Below are some records. Say in a single number how many of their lines include the word "screenshot".

═════ DATASET ENTRIES ═════

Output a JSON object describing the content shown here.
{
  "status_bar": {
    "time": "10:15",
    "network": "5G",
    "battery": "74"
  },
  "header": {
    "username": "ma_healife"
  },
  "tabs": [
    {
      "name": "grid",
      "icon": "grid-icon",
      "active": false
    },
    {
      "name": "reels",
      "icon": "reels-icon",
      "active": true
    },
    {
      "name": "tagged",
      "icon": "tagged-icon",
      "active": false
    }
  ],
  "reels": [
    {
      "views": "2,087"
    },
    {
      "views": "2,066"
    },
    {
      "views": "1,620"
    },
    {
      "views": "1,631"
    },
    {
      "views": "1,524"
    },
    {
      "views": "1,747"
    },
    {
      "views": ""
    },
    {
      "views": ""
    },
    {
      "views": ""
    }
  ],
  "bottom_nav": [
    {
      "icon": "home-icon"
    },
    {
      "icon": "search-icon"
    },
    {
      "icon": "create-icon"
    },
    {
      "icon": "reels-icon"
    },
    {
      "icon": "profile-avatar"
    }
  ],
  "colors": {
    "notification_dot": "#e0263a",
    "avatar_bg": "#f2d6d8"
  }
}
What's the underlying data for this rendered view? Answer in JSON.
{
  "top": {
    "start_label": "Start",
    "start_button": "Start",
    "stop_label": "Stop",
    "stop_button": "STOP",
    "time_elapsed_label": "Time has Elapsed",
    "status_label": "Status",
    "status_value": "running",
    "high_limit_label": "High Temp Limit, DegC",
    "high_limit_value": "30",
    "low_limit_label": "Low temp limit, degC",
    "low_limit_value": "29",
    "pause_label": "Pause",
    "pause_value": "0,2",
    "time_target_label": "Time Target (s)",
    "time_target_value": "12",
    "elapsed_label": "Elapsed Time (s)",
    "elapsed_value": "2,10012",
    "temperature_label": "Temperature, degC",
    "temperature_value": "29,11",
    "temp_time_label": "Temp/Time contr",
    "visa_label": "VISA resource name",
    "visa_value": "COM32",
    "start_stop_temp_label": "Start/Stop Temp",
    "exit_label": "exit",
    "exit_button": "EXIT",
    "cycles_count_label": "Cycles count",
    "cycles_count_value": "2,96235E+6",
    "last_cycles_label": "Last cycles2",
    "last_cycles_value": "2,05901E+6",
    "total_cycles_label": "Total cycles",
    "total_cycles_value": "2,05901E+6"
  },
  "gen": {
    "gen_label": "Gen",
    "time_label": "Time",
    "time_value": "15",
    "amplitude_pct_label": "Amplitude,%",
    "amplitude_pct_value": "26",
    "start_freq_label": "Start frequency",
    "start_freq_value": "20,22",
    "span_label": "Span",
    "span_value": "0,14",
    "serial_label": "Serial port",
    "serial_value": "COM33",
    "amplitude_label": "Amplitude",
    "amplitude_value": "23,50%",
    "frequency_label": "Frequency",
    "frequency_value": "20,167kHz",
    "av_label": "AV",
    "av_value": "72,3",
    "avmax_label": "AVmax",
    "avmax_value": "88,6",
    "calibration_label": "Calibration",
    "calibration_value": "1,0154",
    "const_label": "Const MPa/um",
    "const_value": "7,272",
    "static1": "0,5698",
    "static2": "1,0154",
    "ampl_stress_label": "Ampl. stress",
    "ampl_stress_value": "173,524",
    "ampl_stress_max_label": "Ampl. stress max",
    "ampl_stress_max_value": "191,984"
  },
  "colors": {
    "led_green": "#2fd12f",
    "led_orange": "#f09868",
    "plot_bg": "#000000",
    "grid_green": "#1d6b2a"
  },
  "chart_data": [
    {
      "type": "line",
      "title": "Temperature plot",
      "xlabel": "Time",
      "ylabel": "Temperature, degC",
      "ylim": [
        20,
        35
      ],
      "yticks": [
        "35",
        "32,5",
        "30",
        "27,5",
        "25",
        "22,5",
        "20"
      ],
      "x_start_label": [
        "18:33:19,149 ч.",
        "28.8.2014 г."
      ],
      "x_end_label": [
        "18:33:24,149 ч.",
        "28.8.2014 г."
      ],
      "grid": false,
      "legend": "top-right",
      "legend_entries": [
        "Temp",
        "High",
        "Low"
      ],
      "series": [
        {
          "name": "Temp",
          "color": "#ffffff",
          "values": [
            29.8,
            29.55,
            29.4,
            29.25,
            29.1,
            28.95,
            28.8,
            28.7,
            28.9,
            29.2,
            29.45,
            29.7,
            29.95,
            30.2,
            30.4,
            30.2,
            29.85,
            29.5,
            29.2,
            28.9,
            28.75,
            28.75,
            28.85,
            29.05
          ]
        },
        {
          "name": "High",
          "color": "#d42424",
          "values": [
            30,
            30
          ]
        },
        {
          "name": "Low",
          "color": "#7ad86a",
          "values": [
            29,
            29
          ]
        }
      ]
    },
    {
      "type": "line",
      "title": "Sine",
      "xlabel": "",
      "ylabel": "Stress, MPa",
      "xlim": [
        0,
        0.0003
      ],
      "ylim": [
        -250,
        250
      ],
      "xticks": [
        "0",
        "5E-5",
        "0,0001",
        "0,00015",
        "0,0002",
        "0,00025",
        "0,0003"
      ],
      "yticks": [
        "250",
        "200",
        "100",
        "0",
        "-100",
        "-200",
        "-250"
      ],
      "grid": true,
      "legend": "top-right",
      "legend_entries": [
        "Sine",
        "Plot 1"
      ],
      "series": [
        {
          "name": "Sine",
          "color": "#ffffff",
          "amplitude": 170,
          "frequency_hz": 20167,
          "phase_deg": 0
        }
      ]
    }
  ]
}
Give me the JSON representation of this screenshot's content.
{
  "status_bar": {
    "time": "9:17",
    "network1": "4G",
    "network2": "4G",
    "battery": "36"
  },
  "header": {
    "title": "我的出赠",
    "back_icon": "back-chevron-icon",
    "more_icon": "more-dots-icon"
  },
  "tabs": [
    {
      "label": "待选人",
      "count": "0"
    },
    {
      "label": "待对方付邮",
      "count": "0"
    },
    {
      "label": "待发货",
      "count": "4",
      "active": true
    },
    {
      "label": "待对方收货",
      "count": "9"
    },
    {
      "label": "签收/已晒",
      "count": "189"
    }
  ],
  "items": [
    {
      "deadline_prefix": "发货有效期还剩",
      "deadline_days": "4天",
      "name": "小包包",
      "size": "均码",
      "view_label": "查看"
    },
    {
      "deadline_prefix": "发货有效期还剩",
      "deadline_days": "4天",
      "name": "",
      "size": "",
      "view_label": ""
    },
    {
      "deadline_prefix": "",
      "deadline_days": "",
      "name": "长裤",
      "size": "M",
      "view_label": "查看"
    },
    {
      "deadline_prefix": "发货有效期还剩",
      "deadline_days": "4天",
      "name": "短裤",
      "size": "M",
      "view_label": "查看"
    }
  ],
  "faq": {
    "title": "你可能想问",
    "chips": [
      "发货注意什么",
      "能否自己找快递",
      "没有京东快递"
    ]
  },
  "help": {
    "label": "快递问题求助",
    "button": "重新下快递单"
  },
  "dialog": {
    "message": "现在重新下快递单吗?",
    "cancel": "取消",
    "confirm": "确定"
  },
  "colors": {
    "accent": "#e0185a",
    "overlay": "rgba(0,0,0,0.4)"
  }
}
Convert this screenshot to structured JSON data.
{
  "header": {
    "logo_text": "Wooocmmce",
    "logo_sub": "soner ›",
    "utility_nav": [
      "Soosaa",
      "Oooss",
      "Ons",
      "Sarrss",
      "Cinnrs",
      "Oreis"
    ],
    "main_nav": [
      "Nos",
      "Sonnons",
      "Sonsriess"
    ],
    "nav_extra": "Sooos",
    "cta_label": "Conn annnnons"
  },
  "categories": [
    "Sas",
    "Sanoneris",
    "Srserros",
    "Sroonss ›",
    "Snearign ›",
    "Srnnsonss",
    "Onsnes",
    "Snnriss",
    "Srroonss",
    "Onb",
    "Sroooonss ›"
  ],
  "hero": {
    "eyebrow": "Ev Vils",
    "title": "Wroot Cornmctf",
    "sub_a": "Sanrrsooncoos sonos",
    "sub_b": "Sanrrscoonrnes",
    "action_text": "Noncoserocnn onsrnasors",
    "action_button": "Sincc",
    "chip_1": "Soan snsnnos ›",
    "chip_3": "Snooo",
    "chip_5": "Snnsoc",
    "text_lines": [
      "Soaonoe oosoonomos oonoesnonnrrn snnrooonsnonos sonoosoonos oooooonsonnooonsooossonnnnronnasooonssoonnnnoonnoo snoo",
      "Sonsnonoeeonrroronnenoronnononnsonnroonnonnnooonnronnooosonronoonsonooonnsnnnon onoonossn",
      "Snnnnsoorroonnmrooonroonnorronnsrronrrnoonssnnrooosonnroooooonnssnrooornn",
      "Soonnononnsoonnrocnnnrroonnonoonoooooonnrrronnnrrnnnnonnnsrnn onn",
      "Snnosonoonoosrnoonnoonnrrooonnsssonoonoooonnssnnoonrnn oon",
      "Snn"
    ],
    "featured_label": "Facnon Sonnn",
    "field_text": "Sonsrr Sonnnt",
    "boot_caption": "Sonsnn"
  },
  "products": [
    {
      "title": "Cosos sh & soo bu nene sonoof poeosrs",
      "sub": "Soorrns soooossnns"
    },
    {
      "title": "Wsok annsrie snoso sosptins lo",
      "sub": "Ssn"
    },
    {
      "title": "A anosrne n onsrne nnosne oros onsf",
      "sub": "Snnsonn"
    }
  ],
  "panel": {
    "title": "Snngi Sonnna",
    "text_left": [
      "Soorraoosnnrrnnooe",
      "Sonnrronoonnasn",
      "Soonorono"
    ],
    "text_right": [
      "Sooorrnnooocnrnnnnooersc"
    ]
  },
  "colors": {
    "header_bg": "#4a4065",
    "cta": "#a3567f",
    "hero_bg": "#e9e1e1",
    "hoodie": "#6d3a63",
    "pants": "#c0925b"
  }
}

═════

▶ **PROBLEM SOLUTION**
2